# [Problem to solve]
Which lines contain the word "nотм"? Return each of them as written.
* Start *
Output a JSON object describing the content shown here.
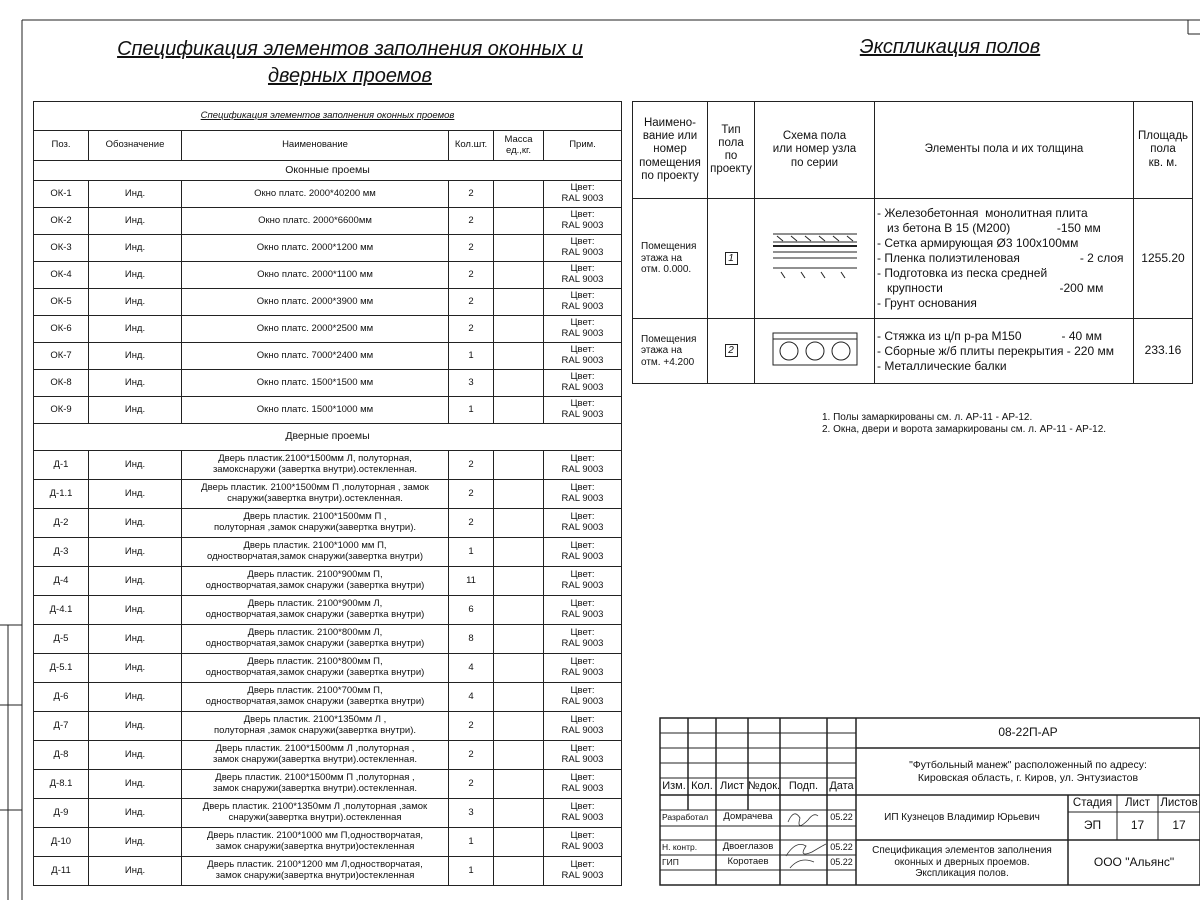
{
  "left_title": [
    "Спецификация элементов заполнения оконных и",
    "дверных проемов"
  ],
  "spec_table": {
    "caption": "Спецификация элементов заполнения оконных проемов",
    "headers": [
      "Поз.",
      "Обозначение",
      "Наименование",
      "Кол.шт.",
      "Масса\nед.,кг.",
      "Прим."
    ],
    "sections": [
      {
        "title": "Оконные проемы",
        "rows": [
          {
            "pos": "ОК-1",
            "mark": "Инд.",
            "name": "Окно платс. 2000*40200 мм",
            "qty": "2",
            "note": "Цвет:\nRAL 9003"
          },
          {
            "pos": "ОК-2",
            "mark": "Инд.",
            "name": "Окно платс. 2000*6600мм",
            "qty": "2",
            "note": "Цвет:\nRAL 9003"
          },
          {
            "pos": "ОК-3",
            "mark": "Инд.",
            "name": "Окно платс. 2000*1200 мм",
            "qty": "2",
            "note": "Цвет:\nRAL 9003"
          },
          {
            "pos": "ОК-4",
            "mark": "Инд.",
            "name": "Окно платс. 2000*1100 мм",
            "qty": "2",
            "note": "Цвет:\nRAL 9003"
          },
          {
            "pos": "ОК-5",
            "mark": "Инд.",
            "name": "Окно платс. 2000*3900 мм",
            "qty": "2",
            "note": "Цвет:\nRAL 9003"
          },
          {
            "pos": "ОК-6",
            "mark": "Инд.",
            "name": "Окно платс. 2000*2500 мм",
            "qty": "2",
            "note": "Цвет:\nRAL 9003"
          },
          {
            "pos": "ОК-7",
            "mark": "Инд.",
            "name": "Окно платс. 7000*2400 мм",
            "qty": "1",
            "note": "Цвет:\nRAL 9003"
          },
          {
            "pos": "ОК-8",
            "mark": "Инд.",
            "name": "Окно платс. 1500*1500 мм",
            "qty": "3",
            "note": "Цвет:\nRAL 9003"
          },
          {
            "pos": "ОК-9",
            "mark": "Инд.",
            "name": "Окно платс. 1500*1000 мм",
            "qty": "1",
            "note": "Цвет:\nRAL 9003"
          }
        ]
      },
      {
        "title": "Дверные проемы",
        "rows": [
          {
            "pos": "Д-1",
            "mark": "Инд.",
            "name": "Дверь пластик.2100*1500мм Л, полуторная,\nзамокснаружи (завертка внутри).остекленная.",
            "qty": "2",
            "note": "Цвет:\nRAL 9003"
          },
          {
            "pos": "Д-1.1",
            "mark": "Инд.",
            "name": "Дверь пластик. 2100*1500мм П ,полуторная , замок\nснаружи(завертка внутри).остекленная.",
            "qty": "2",
            "note": "Цвет:\nRAL 9003"
          },
          {
            "pos": "Д-2",
            "mark": "Инд.",
            "name": "Дверь пластик. 2100*1500мм П ,\nполуторная ,замок снаружи(завертка внутри).",
            "qty": "2",
            "note": "Цвет:\nRAL 9003"
          },
          {
            "pos": "Д-3",
            "mark": "Инд.",
            "name": "Дверь пластик. 2100*1000 мм П,\nодностворчатая,замок снаружи(завертка внутри)",
            "qty": "1",
            "note": "Цвет:\nRAL 9003"
          },
          {
            "pos": "Д-4",
            "mark": "Инд.",
            "name": "Дверь пластик. 2100*900мм П,\nодностворчатая,замок снаружи (завертка внутри)",
            "qty": "11",
            "note": "Цвет:\nRAL 9003"
          },
          {
            "pos": "Д-4.1",
            "mark": "Инд.",
            "name": "Дверь пластик. 2100*900мм Л,\nодностворчатая,замок снаружи (завертка внутри)",
            "qty": "6",
            "note": "Цвет:\nRAL 9003"
          },
          {
            "pos": "Д-5",
            "mark": "Инд.",
            "name": "Дверь пластик. 2100*800мм Л,\nодностворчатая,замок снаружи (завертка внутри)",
            "qty": "8",
            "note": "Цвет:\nRAL 9003"
          },
          {
            "pos": "Д-5.1",
            "mark": "Инд.",
            "name": "Дверь пластик. 2100*800мм П,\nодностворчатая,замок снаружи (завертка внутри)",
            "qty": "4",
            "note": "Цвет:\nRAL 9003"
          },
          {
            "pos": "Д-6",
            "mark": "Инд.",
            "name": "Дверь пластик. 2100*700мм П,\nодностворчатая,замок снаружи (завертка внутри)",
            "qty": "4",
            "note": "Цвет:\nRAL 9003"
          },
          {
            "pos": "Д-7",
            "mark": "Инд.",
            "name": "Дверь пластик. 2100*1350мм Л ,\nполуторная ,замок снаружи(завертка внутри).",
            "qty": "2",
            "note": "Цвет:\nRAL 9003"
          },
          {
            "pos": "Д-8",
            "mark": "Инд.",
            "name": "Дверь пластик. 2100*1500мм Л ,полуторная ,\nзамок снаружи(завертка внутри).остекленная.",
            "qty": "2",
            "note": "Цвет:\nRAL 9003"
          },
          {
            "pos": "Д-8.1",
            "mark": "Инд.",
            "name": "Дверь пластик. 2100*1500мм П ,полуторная ,\nзамок снаружи(завертка внутри).остекленная.",
            "qty": "2",
            "note": "Цвет:\nRAL 9003"
          },
          {
            "pos": "Д-9",
            "mark": "Инд.",
            "name": "Дверь пластик. 2100*1350мм Л ,полуторная ,замок\nснаружи(завертка внутри).остекленная",
            "qty": "3",
            "note": "Цвет:\nRAL 9003"
          },
          {
            "pos": "Д-10",
            "mark": "Инд.",
            "name": "Дверь пластик. 2100*1000 мм П,одностворчатая,\nзамок снаружи(завертка внутри)остекленная",
            "qty": "1",
            "note": "Цвет:\nRAL 9003"
          },
          {
            "pos": "Д-11",
            "mark": "Инд.",
            "name": "Дверь пластик. 2100*1200 мм Л,одностворчатая,\nзамок снаружи(завертка внутри)остекленная",
            "qty": "1",
            "note": "Цвет:\nRAL 9003"
          }
        ]
      }
    ]
  },
  "right_title": "Экспликация полов",
  "floor_table": {
    "headers": [
      "Наимено-\nвание или\nномер\nпомещения\nпо проекту",
      "Тип\nпола\nпо\nпроекту",
      "Схема пола\nили номер узла\nпо серии",
      "Элементы пола и их толщина",
      "Площадь\nпола\nкв. м."
    ],
    "rows": [
      {
        "room": "Помещения\nэтажа на\nотм. 0.000.",
        "type": "1",
        "elements": [
          "- Железобетонная  монолитная плита",
          "   из бетона В 15 (М200)              -150 мм",
          "- Сетка армирующая Ø3 100х100мм",
          "- Пленка полиэтиленовая                  - 2 слоя",
          "- Подготовка из песка средней",
          "   крупности                                   -200 мм",
          "- Грунт основания"
        ],
        "area": "1255.20"
      },
      {
        "room": "Помещения\nэтажа на\nотм. +4.200",
        "type": "2",
        "elements": [
          "- Стяжка из ц/п р-ра М150            - 40 мм",
          "- Сборные ж/б плиты перекрытия - 220 мм",
          "- Металлические балки"
        ],
        "area": "233.16"
      }
    ]
  },
  "notes": [
    "1. Полы замаркированы см. л. АР-11 - АР-12.",
    "2. Окна, двери и ворота замаркированы см. л.  АР-11 - АР-12."
  ],
  "title_block": {
    "code": "08-22П-АР",
    "project": "\"Футбольный манеж\" расположенный по адресу:\nКировская область, г. Киров, ул. Энтузиастов",
    "columns": [
      "Изм.",
      "Кол.",
      "Лист",
      "№док.",
      "Подп.",
      "Дата"
    ],
    "people": [
      {
        "role": "Разработал",
        "name": "Домрачева",
        "date": "05.22"
      },
      {
        "role": "Н. контр.",
        "name": "Двоеглазов",
        "date": "05.22"
      },
      {
        "role": "ГИП",
        "name": "Коротаев",
        "date": "05.22"
      }
    ],
    "designer": "ИП Кузнецов Владимир Юрьевич",
    "stage_headers": [
      "Стадия",
      "Лист",
      "Листов"
    ],
    "stage_values": [
      "ЭП",
      "17",
      "17"
    ],
    "sheet_title": "Спецификация элементов заполнения\nоконных и дверных проемов.\nЭкспликация полов.",
    "company": "ООО \"Альянс\""
  }
}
* End *
# [Answer to the exercise]
        "room": "Помещения\nэтажа на\nотм. 0.000.",
        "room": "Помещения\nэтажа на\nотм. +4.200",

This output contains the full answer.